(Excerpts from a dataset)
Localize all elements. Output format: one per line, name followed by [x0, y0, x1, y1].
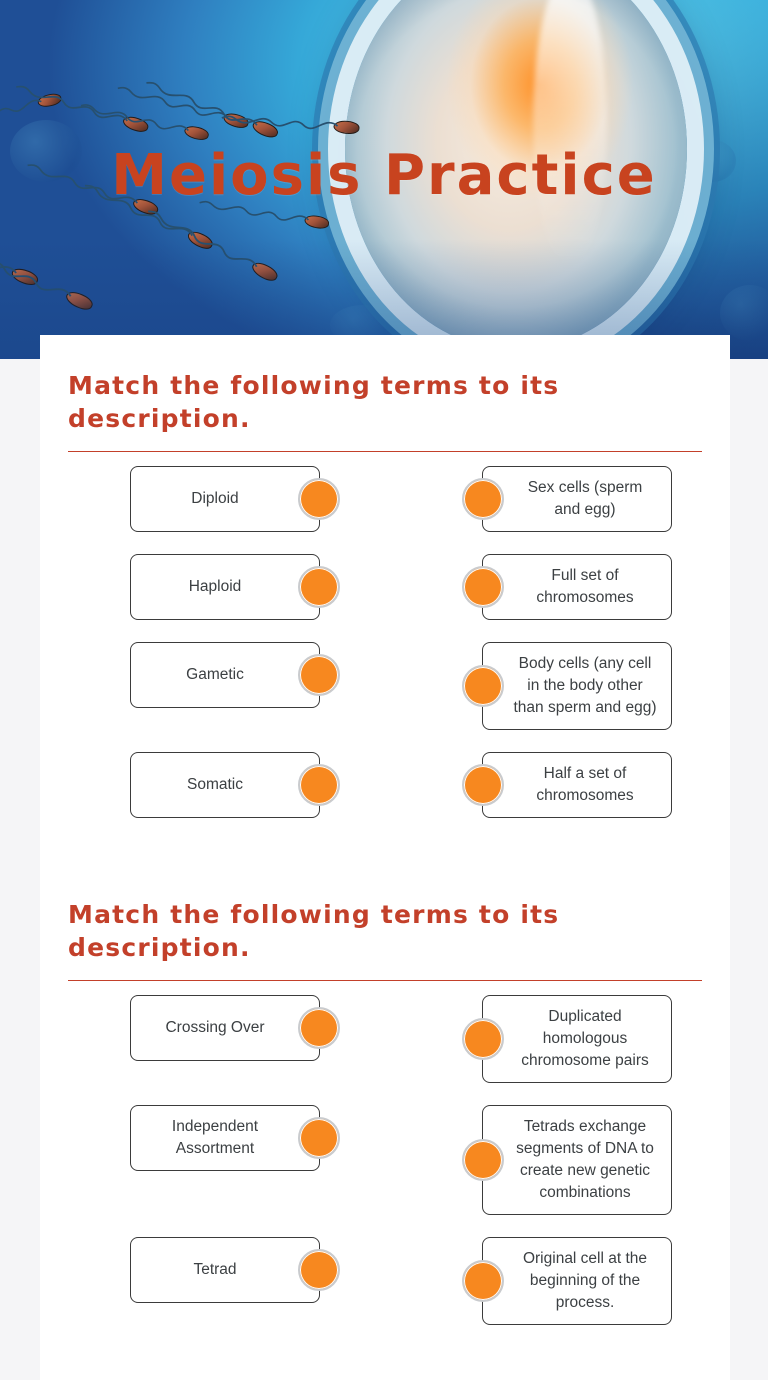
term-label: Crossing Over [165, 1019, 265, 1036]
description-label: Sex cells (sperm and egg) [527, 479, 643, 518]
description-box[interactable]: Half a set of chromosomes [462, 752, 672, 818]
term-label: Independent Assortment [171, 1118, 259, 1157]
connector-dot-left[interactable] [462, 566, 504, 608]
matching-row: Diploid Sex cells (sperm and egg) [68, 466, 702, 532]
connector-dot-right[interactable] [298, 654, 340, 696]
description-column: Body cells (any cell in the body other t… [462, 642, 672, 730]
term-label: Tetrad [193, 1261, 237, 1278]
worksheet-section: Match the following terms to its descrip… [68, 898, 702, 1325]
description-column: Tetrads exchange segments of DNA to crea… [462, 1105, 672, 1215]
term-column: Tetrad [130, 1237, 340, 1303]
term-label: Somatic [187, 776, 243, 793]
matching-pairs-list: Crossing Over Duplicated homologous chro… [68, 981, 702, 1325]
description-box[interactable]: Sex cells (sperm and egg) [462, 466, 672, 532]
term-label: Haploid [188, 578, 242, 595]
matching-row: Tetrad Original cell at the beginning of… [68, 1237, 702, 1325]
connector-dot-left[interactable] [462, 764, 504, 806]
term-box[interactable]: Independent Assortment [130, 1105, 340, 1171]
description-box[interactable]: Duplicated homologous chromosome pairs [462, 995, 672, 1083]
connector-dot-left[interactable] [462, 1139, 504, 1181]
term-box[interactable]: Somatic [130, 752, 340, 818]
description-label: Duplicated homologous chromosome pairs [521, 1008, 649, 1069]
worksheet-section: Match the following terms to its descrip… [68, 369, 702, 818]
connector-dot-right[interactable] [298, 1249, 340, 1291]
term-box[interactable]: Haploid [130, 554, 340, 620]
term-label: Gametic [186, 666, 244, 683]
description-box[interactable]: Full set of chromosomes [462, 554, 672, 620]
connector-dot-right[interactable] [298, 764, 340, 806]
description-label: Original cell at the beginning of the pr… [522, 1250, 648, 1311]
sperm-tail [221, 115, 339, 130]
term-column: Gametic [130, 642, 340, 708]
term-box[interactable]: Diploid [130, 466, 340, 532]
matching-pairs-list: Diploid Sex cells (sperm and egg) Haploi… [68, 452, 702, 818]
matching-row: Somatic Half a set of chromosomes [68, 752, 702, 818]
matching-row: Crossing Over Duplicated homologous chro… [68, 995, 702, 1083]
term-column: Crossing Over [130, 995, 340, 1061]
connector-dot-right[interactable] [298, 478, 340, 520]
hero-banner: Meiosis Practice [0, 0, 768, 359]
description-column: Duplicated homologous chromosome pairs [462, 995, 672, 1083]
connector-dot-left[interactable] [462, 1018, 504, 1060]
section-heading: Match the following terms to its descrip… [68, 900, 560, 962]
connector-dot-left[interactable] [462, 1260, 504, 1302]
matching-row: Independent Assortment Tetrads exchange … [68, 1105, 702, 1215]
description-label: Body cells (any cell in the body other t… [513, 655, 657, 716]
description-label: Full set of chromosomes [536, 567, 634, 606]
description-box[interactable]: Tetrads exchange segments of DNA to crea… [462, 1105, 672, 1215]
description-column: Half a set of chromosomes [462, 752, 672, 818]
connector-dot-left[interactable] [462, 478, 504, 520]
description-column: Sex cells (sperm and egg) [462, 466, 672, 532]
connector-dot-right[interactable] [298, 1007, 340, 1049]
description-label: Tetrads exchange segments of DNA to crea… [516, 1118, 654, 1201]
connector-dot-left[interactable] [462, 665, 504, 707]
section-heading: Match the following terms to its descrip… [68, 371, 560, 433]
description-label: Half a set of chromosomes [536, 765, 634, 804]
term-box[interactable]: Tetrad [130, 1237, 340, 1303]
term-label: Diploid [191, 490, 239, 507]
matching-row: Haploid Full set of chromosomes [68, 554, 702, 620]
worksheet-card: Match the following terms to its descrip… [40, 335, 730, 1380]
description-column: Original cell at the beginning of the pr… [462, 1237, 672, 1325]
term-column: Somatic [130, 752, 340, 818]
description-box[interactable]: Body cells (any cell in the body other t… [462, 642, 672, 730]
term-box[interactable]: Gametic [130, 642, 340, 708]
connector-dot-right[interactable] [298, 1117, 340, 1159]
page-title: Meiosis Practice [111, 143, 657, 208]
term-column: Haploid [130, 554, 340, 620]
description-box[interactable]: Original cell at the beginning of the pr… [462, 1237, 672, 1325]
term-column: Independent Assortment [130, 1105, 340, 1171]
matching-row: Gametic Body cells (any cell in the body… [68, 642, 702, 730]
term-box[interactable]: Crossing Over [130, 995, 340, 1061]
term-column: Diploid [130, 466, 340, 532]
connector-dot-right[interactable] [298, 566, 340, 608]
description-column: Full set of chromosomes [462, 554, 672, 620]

● **Work to complete**: Make a word-for-word copy of the entries, without any pictures.

● **The completed task**:
Localize all elements. Output format: one per line, name followed by [x0, y0, x1, y1].
term-label: Crossing Over [165, 1019, 265, 1036]
description-label: Sex cells (sperm and egg) [527, 479, 643, 518]
description-box[interactable]: Half a set of chromosomes [462, 752, 672, 818]
term-label: Independent Assortment [171, 1118, 259, 1157]
connector-dot-left[interactable] [462, 566, 504, 608]
matching-row: Diploid Sex cells (sperm and egg) [68, 466, 702, 532]
connector-dot-right[interactable] [298, 654, 340, 696]
description-column: Body cells (any cell in the body other t… [462, 642, 672, 730]
term-label: Tetrad [193, 1261, 237, 1278]
worksheet-section: Match the following terms to its descrip… [68, 898, 702, 1325]
description-column: Tetrads exchange segments of DNA to crea… [462, 1105, 672, 1215]
term-column: Tetrad [130, 1237, 340, 1303]
term-label: Somatic [187, 776, 243, 793]
matching-pairs-list: Crossing Over Duplicated homologous chro… [68, 981, 702, 1325]
description-box[interactable]: Sex cells (sperm and egg) [462, 466, 672, 532]
term-label: Haploid [188, 578, 242, 595]
matching-row: Tetrad Original cell at the beginning of… [68, 1237, 702, 1325]
connector-dot-left[interactable] [462, 764, 504, 806]
term-box[interactable]: Independent Assortment [130, 1105, 340, 1171]
description-box[interactable]: Duplicated homologous chromosome pairs [462, 995, 672, 1083]
connector-dot-left[interactable] [462, 1139, 504, 1181]
term-box[interactable]: Somatic [130, 752, 340, 818]
description-label: Duplicated homologous chromosome pairs [521, 1008, 649, 1069]
worksheet-section: Match the following terms to its descrip… [68, 369, 702, 818]
connector-dot-right[interactable] [298, 1249, 340, 1291]
term-box[interactable]: Haploid [130, 554, 340, 620]
term-label: Gametic [186, 666, 244, 683]
description-box[interactable]: Full set of chromosomes [462, 554, 672, 620]
connector-dot-right[interactable] [298, 764, 340, 806]
description-label: Original cell at the beginning of the pr… [522, 1250, 648, 1311]
sperm-tail [221, 115, 339, 130]
term-column: Gametic [130, 642, 340, 708]
term-box[interactable]: Diploid [130, 466, 340, 532]
matching-pairs-list: Diploid Sex cells (sperm and egg) Haploi… [68, 452, 702, 818]
matching-row: Somatic Half a set of chromosomes [68, 752, 702, 818]
matching-row: Crossing Over Duplicated homologous chro… [68, 995, 702, 1083]
term-column: Crossing Over [130, 995, 340, 1061]
connector-dot-right[interactable] [298, 478, 340, 520]
hero-banner: Meiosis Practice [0, 0, 768, 359]
description-column: Duplicated homologous chromosome pairs [462, 995, 672, 1083]
connector-dot-left[interactable] [462, 1018, 504, 1060]
section-heading: Match the following terms to its descrip… [68, 900, 560, 962]
connector-dot-left[interactable] [462, 1260, 504, 1302]
matching-row: Independent Assortment Tetrads exchange … [68, 1105, 702, 1215]
description-label: Body cells (any cell in the body other t… [513, 655, 657, 716]
description-label: Full set of chromosomes [536, 567, 634, 606]
description-box[interactable]: Tetrads exchange segments of DNA to crea… [462, 1105, 672, 1215]
description-column: Half a set of chromosomes [462, 752, 672, 818]
connector-dot-left[interactable] [462, 478, 504, 520]
description-column: Sex cells (sperm and egg) [462, 466, 672, 532]
connector-dot-right[interactable] [298, 1007, 340, 1049]
description-label: Tetrads exchange segments of DNA to crea… [516, 1118, 654, 1201]
connector-dot-left[interactable] [462, 665, 504, 707]
section-heading: Match the following terms to its descrip… [68, 371, 560, 433]
description-label: Half a set of chromosomes [536, 765, 634, 804]
term-box[interactable]: Tetrad [130, 1237, 340, 1303]
term-label: Diploid [191, 490, 239, 507]
matching-row: Haploid Full set of chromosomes [68, 554, 702, 620]
worksheet-card: Match the following terms to its descrip… [40, 335, 730, 1380]
description-column: Original cell at the beginning of the pr… [462, 1237, 672, 1325]
term-column: Somatic [130, 752, 340, 818]
description-box[interactable]: Body cells (any cell in the body other t… [462, 642, 672, 730]
term-box[interactable]: Gametic [130, 642, 340, 708]
connector-dot-right[interactable] [298, 1117, 340, 1159]
page-title: Meiosis Practice [111, 143, 657, 208]
term-column: Haploid [130, 554, 340, 620]
description-box[interactable]: Original cell at the beginning of the pr… [462, 1237, 672, 1325]
term-column: Independent Assortment [130, 1105, 340, 1171]
matching-row: Gametic Body cells (any cell in the body… [68, 642, 702, 730]
term-box[interactable]: Crossing Over [130, 995, 340, 1061]
term-column: Diploid [130, 466, 340, 532]
connector-dot-right[interactable] [298, 566, 340, 608]
description-column: Full set of chromosomes [462, 554, 672, 620]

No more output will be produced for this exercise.